#### Exercise
Gather all lines with "product" from the records.

#### Records from a collection of figures
--------------------------------

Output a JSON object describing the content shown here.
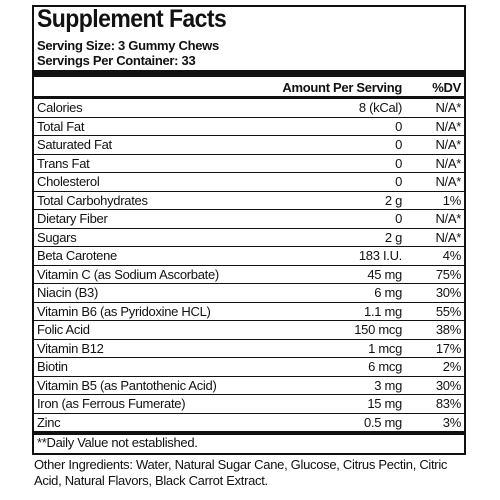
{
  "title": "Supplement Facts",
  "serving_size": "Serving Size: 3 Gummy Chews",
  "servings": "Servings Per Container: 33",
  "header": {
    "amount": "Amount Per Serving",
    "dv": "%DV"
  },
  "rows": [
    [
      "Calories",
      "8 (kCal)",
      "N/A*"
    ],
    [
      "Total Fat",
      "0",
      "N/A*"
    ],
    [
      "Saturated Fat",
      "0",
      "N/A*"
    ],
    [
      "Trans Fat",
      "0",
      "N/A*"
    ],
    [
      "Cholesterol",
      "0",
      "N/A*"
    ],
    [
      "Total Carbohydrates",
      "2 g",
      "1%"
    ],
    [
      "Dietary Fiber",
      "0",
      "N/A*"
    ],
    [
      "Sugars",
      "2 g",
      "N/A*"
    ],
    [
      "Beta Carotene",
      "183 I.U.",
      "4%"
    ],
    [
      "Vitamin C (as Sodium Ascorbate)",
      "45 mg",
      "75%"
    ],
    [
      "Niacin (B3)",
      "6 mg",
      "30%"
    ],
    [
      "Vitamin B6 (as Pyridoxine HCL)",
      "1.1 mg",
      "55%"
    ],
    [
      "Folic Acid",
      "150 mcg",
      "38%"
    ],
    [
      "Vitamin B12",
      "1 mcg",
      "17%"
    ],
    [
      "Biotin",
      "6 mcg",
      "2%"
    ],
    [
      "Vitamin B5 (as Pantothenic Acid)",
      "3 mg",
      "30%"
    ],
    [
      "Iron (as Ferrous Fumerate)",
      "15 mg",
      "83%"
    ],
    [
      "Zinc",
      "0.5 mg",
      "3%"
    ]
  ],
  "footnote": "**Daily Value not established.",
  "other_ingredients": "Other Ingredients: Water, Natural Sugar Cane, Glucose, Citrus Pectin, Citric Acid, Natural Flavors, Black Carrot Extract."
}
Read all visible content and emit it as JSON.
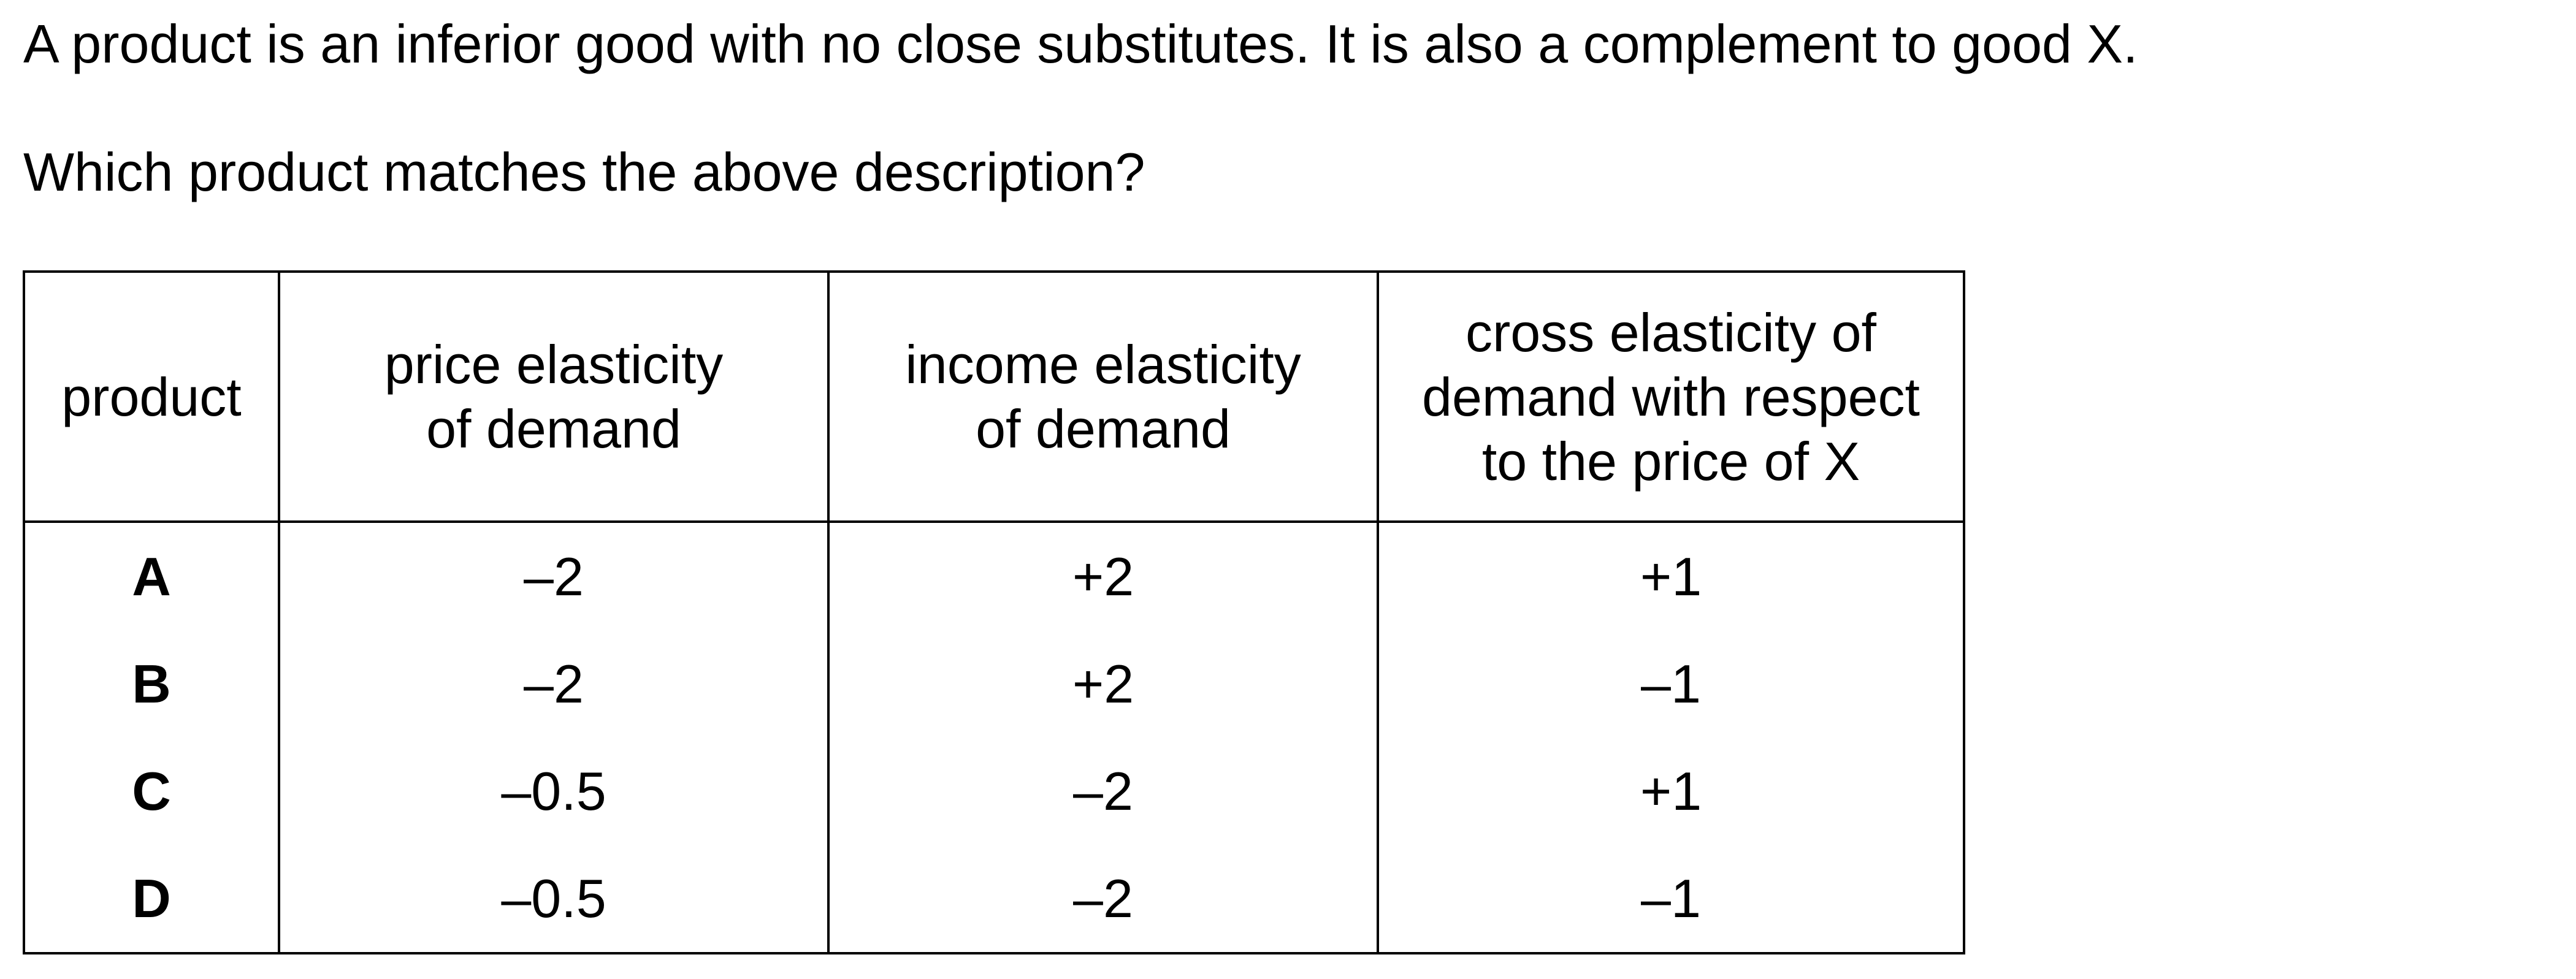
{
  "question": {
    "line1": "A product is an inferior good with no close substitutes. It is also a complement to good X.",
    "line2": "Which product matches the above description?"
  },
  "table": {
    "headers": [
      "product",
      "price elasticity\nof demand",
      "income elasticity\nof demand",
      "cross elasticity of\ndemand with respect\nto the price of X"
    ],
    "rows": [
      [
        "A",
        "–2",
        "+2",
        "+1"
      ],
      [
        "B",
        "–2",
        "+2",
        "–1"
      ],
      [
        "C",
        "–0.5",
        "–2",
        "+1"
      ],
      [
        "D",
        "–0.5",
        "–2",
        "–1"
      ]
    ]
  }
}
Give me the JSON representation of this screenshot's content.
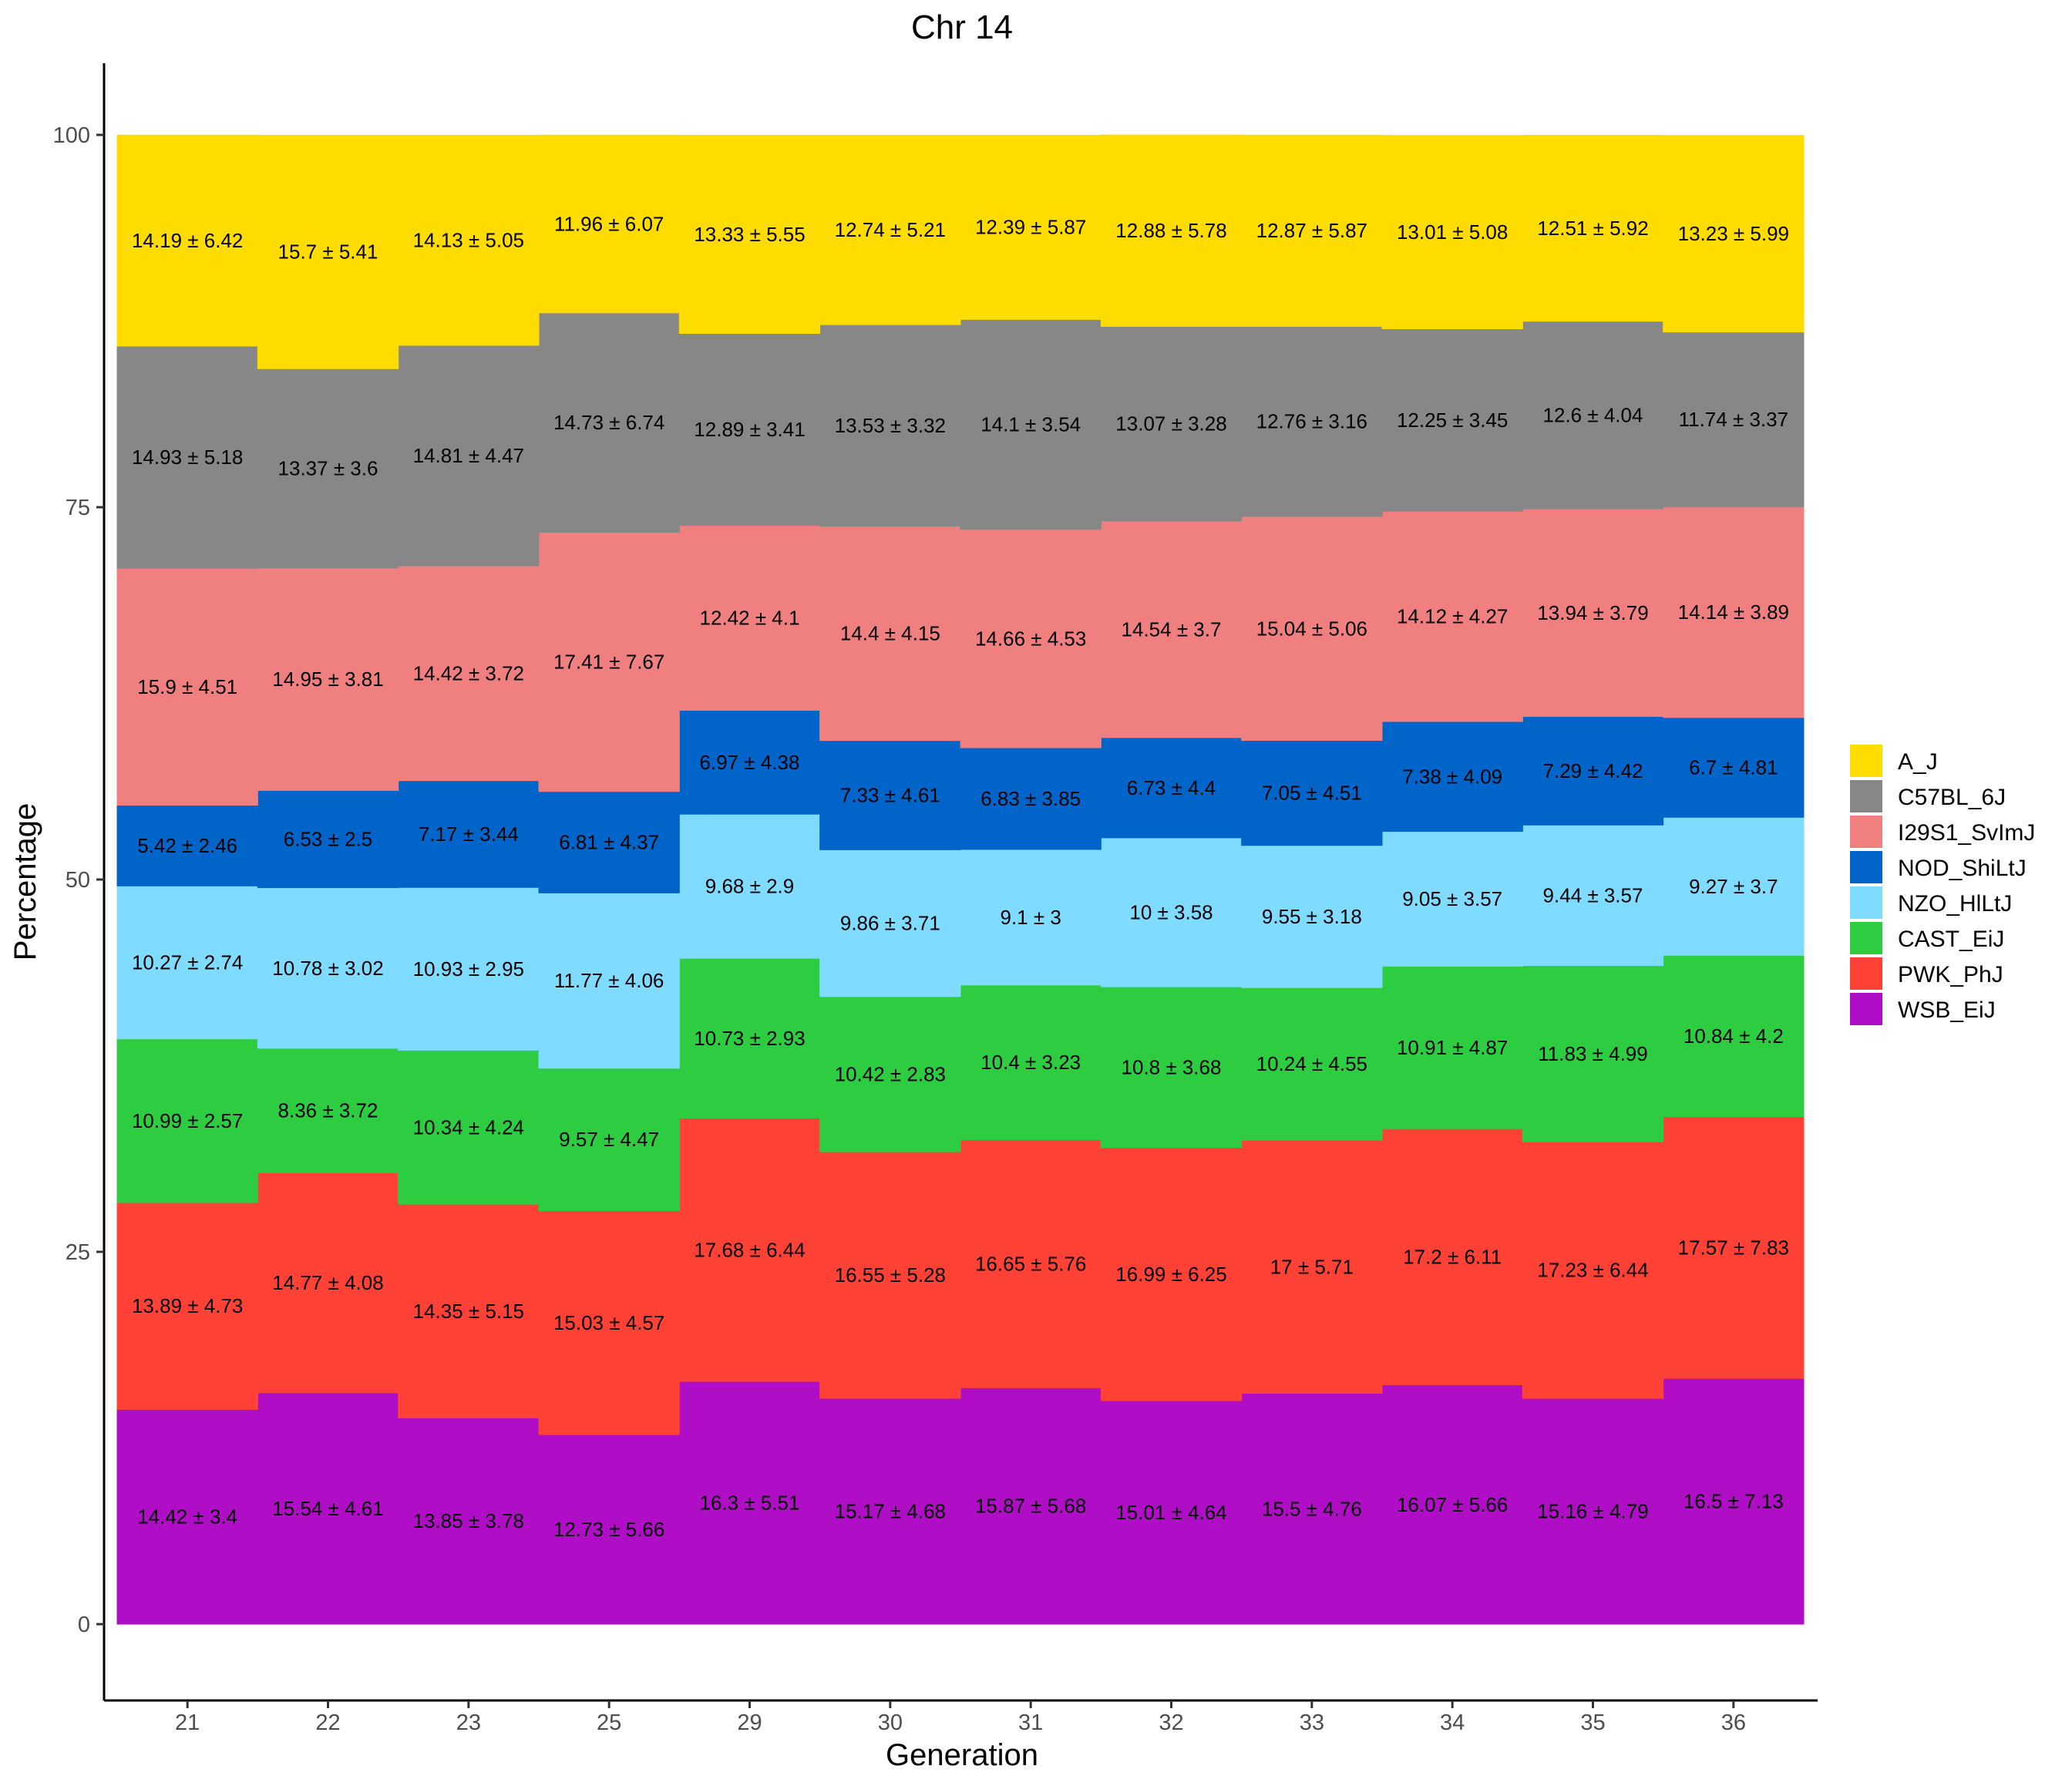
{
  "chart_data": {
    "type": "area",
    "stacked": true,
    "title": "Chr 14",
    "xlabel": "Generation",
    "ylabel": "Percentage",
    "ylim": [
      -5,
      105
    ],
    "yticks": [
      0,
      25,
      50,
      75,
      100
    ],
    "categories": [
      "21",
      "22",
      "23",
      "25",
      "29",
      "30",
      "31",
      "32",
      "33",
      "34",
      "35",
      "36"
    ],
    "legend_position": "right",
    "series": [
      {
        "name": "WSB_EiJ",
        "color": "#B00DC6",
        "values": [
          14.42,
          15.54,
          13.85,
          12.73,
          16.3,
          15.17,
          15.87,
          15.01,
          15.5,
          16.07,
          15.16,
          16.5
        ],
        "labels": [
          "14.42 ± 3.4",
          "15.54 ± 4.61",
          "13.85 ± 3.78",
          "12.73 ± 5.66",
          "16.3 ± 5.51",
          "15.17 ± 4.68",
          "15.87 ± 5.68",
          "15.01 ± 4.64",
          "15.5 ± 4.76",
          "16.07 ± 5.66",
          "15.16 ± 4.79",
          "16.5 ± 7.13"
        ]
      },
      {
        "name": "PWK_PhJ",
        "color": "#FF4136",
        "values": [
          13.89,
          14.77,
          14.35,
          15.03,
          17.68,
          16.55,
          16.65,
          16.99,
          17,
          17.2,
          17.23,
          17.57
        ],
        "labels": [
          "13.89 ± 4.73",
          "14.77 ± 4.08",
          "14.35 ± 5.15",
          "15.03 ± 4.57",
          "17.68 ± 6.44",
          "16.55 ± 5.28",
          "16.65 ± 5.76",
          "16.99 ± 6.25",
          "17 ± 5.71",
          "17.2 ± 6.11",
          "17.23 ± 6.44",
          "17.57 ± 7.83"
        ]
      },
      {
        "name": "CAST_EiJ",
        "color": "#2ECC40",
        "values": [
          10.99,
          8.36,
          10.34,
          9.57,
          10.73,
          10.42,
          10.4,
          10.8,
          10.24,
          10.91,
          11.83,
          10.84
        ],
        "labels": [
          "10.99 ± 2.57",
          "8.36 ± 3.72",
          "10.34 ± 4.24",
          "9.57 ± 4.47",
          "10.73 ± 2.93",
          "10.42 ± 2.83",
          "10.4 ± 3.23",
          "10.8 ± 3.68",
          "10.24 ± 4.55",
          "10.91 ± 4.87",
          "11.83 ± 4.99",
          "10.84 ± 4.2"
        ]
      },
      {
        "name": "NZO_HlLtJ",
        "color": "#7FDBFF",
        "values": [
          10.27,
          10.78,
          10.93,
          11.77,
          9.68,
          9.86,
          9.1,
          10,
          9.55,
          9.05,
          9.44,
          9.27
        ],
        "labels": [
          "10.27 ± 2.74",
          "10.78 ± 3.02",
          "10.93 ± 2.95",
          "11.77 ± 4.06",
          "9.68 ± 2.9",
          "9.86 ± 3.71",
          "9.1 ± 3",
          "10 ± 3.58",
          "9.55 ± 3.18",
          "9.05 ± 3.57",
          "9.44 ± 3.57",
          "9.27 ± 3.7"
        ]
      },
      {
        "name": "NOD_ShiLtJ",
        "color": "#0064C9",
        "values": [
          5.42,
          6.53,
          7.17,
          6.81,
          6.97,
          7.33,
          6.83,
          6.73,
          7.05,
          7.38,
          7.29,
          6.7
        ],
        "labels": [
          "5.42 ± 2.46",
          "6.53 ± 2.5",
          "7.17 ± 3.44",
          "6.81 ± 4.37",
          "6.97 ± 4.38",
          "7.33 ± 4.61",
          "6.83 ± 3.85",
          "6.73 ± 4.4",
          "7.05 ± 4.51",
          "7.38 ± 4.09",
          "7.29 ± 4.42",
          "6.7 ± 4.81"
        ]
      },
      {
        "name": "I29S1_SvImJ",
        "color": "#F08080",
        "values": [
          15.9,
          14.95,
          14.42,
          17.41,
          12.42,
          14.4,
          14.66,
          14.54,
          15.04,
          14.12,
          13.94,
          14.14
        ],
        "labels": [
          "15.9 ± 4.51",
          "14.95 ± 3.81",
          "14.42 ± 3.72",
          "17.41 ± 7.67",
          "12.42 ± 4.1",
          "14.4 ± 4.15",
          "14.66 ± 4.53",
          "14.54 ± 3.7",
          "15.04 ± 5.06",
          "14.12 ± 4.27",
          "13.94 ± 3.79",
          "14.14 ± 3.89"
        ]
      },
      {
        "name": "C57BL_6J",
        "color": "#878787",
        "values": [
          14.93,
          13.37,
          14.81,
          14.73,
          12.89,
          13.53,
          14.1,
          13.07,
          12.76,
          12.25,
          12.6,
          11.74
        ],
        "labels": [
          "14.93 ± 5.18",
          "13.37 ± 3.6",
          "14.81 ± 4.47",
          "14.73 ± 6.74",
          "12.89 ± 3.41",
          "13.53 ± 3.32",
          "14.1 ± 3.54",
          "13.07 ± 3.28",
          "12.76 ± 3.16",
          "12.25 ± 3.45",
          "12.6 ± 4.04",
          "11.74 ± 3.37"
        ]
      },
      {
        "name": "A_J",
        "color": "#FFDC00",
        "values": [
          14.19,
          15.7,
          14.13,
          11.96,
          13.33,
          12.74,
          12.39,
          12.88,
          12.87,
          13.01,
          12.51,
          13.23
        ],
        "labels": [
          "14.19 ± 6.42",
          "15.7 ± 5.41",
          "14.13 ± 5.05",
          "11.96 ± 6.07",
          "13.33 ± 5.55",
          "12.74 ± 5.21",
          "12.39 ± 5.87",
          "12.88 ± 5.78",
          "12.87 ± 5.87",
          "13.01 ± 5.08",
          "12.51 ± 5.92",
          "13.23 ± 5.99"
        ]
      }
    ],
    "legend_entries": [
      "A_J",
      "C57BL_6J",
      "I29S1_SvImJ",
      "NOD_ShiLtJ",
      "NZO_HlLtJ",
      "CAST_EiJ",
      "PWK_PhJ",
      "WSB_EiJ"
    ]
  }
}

--------------------------------

#### Exercise solution
    "line1": "A product is an inferior good with no close substitutes. It is also a complement to good X.",
    "line2": "Which product matches the above description?"
      "product",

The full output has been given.